- What the task requires
Quote each record exactly, please, leaving none out.

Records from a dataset
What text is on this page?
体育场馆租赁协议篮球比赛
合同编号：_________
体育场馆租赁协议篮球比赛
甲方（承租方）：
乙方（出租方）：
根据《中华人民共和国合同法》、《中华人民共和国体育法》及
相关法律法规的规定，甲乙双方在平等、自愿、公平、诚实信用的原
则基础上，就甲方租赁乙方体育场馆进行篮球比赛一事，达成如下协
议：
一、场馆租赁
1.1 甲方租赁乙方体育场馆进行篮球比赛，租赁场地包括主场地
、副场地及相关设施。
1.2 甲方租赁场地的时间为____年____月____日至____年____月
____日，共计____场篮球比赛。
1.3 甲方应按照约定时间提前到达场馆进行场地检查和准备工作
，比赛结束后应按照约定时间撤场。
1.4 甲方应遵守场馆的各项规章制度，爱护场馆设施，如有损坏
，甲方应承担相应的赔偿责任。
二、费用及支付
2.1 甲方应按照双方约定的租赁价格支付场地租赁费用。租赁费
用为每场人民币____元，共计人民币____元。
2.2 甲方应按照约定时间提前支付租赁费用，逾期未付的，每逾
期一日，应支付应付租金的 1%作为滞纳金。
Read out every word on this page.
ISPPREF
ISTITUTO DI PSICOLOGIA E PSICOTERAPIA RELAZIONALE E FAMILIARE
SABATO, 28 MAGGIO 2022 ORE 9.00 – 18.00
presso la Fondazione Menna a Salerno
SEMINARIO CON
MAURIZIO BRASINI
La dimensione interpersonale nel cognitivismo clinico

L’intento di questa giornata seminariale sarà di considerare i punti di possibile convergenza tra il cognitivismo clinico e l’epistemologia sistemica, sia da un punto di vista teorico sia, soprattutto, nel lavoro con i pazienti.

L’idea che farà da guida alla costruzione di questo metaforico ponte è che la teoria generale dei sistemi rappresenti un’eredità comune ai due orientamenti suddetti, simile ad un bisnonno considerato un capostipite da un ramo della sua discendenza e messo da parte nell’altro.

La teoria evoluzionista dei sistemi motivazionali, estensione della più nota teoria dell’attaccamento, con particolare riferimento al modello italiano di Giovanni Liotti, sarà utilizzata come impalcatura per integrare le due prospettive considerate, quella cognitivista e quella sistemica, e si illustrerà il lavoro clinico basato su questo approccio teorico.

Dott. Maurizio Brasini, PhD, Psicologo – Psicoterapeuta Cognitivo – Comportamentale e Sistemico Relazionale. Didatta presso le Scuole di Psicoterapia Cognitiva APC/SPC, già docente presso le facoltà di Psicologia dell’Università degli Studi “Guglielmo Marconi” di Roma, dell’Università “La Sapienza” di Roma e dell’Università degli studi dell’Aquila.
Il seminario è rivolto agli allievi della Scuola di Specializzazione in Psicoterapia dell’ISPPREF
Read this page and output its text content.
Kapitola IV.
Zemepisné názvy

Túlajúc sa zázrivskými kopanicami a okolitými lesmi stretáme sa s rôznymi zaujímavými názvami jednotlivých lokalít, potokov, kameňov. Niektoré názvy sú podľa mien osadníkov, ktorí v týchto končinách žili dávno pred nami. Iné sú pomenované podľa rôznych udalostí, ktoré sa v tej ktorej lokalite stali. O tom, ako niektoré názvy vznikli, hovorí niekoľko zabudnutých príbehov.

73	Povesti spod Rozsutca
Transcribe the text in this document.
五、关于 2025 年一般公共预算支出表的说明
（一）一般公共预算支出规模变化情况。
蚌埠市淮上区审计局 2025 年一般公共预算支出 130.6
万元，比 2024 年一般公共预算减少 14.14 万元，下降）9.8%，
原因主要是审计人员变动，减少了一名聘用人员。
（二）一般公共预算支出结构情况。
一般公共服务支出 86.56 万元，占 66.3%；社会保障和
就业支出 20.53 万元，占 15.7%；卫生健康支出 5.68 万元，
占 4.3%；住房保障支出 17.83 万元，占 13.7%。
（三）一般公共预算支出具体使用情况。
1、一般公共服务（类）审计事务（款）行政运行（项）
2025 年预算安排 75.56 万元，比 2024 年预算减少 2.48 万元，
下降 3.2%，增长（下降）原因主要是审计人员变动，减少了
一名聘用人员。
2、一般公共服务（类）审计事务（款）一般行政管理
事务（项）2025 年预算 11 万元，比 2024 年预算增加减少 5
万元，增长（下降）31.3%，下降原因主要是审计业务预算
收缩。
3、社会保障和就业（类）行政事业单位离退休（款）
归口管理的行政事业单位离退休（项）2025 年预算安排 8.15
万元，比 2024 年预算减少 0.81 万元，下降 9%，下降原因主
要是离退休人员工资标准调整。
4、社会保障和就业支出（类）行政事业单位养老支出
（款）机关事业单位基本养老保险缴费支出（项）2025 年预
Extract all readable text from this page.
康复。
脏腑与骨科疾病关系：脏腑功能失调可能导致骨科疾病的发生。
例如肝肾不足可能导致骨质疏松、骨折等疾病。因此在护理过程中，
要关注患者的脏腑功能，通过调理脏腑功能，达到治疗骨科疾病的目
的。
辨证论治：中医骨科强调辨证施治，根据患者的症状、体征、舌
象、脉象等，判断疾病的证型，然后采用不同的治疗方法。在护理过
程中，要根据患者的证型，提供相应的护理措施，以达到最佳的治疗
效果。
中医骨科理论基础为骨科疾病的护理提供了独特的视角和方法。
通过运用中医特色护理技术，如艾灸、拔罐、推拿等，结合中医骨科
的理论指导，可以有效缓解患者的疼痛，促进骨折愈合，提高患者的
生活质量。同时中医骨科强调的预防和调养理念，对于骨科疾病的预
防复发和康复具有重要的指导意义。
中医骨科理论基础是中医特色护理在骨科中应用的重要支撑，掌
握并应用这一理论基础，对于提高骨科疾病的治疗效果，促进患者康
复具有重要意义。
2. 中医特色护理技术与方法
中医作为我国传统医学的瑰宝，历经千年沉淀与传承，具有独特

- Expected output
What text is on this page?
体育场馆租赁协议篮球比赛
合同编号：_________
体育场馆租赁协议篮球比赛
甲方（承租方）：
乙方（出租方）：
根据《中华人民共和国合同法》、《中华人民共和国体育法》及
相关法律法规的规定，甲乙双方在平等、自愿、公平、诚实信用的原
则基础上，就甲方租赁乙方体育场馆进行篮球比赛一事，达成如下协
议：
一、场馆租赁
1.1 甲方租赁乙方体育场馆进行篮球比赛，租赁场地包括主场地
、副场地及相关设施。
1.2 甲方租赁场地的时间为____年____月____日至____年____月
____日，共计____场篮球比赛。
1.3 甲方应按照约定时间提前到达场馆进行场地检查和准备工作
，比赛结束后应按照约定时间撤场。
1.4 甲方应遵守场馆的各项规章制度，爱护场馆设施，如有损坏
，甲方应承担相应的赔偿责任。
二、费用及支付
2.1 甲方应按照双方约定的租赁价格支付场地租赁费用。租赁费
用为每场人民币____元，共计人民币____元。
2.2 甲方应按照约定时间提前支付租赁费用，逾期未付的，每逾
期一日，应支付应付租金的 1%作为滞纳金。
Read out every word on this page.
ISPPREF
ISTITUTO DI PSICOLOGIA E PSICOTERAPIA RELAZIONALE E FAMILIARE
SABATO, 28 MAGGIO 2022 ORE 9.00 – 18.00
presso la Fondazione Menna a Salerno
SEMINARIO CON
MAURIZIO BRASINI
La dimensione interpersonale nel cognitivismo clinico

L’intento di questa giornata seminariale sarà di considerare i punti di possibile convergenza tra il cognitivismo clinico e l’epistemologia sistemica, sia da un punto di vista teorico sia, soprattutto, nel lavoro con i pazienti.

L’idea che farà da guida alla costruzione di questo metaforico ponte è che la teoria generale dei sistemi rappresenti un’eredità comune ai due orientamenti suddetti, simile ad un bisnonno considerato un capostipite da un ramo della sua discendenza e messo da parte nell’altro.

La teoria evoluzionista dei sistemi motivazionali, estensione della più nota teoria dell’attaccamento, con particolare riferimento al modello italiano di Giovanni Liotti, sarà utilizzata come impalcatura per integrare le due prospettive considerate, quella cognitivista e quella sistemica, e si illustrerà il lavoro clinico basato su questo approccio teorico.

Dott. Maurizio Brasini, PhD, Psicologo – Psicoterapeuta Cognitivo – Comportamentale e Sistemico Relazionale. Didatta presso le Scuole di Psicoterapia Cognitiva APC/SPC, già docente presso le facoltà di Psicologia dell’Università degli Studi “Guglielmo Marconi” di Roma, dell’Università “La Sapienza” di Roma e dell’Università degli studi dell’Aquila.
Il seminario è rivolto agli allievi della Scuola di Specializzazione in Psicoterapia dell’ISPPREF
Read this page and output its text content.
Kapitola IV.
Zemepisné názvy

Túlajúc sa zázrivskými kopanicami a okolitými lesmi stretáme sa s rôznymi zaujímavými názvami jednotlivých lokalít, potokov, kameňov. Niektoré názvy sú podľa mien osadníkov, ktorí v týchto končinách žili dávno pred nami. Iné sú pomenované podľa rôznych udalostí, ktoré sa v tej ktorej lokalite stali. O tom, ako niektoré názvy vznikli, hovorí niekoľko zabudnutých príbehov.

73	Povesti spod Rozsutca
Transcribe the text in this document.
五、关于 2025 年一般公共预算支出表的说明
（一）一般公共预算支出规模变化情况。
蚌埠市淮上区审计局 2025 年一般公共预算支出 130.6
万元，比 2024 年一般公共预算减少 14.14 万元，下降）9.8%，
原因主要是审计人员变动，减少了一名聘用人员。
（二）一般公共预算支出结构情况。
一般公共服务支出 86.56 万元，占 66.3%；社会保障和
就业支出 20.53 万元，占 15.7%；卫生健康支出 5.68 万元，
占 4.3%；住房保障支出 17.83 万元，占 13.7%。
（三）一般公共预算支出具体使用情况。
1、一般公共服务（类）审计事务（款）行政运行（项）
2025 年预算安排 75.56 万元，比 2024 年预算减少 2.48 万元，
下降 3.2%，增长（下降）原因主要是审计人员变动，减少了
一名聘用人员。
2、一般公共服务（类）审计事务（款）一般行政管理
事务（项）2025 年预算 11 万元，比 2024 年预算增加减少 5
万元，增长（下降）31.3%，下降原因主要是审计业务预算
收缩。
3、社会保障和就业（类）行政事业单位离退休（款）
归口管理的行政事业单位离退休（项）2025 年预算安排 8.15
万元，比 2024 年预算减少 0.81 万元，下降 9%，下降原因主
要是离退休人员工资标准调整。
4、社会保障和就业支出（类）行政事业单位养老支出
（款）机关事业单位基本养老保险缴费支出（项）2025 年预
Extract all readable text from this page.
康复。
脏腑与骨科疾病关系：脏腑功能失调可能导致骨科疾病的发生。
例如肝肾不足可能导致骨质疏松、骨折等疾病。因此在护理过程中，
要关注患者的脏腑功能，通过调理脏腑功能，达到治疗骨科疾病的目
的。
辨证论治：中医骨科强调辨证施治，根据患者的症状、体征、舌
象、脉象等，判断疾病的证型，然后采用不同的治疗方法。在护理过
程中，要根据患者的证型，提供相应的护理措施，以达到最佳的治疗
效果。
中医骨科理论基础为骨科疾病的护理提供了独特的视角和方法。
通过运用中医特色护理技术，如艾灸、拔罐、推拿等，结合中医骨科
的理论指导，可以有效缓解患者的疼痛，促进骨折愈合，提高患者的
生活质量。同时中医骨科强调的预防和调养理念，对于骨科疾病的预
防复发和康复具有重要的指导意义。
中医骨科理论基础是中医特色护理在骨科中应用的重要支撑，掌
握并应用这一理论基础，对于提高骨科疾病的治疗效果，促进患者康
复具有重要意义。
2. 中医特色护理技术与方法
中医作为我国传统医学的瑰宝，历经千年沉淀与传承，具有独特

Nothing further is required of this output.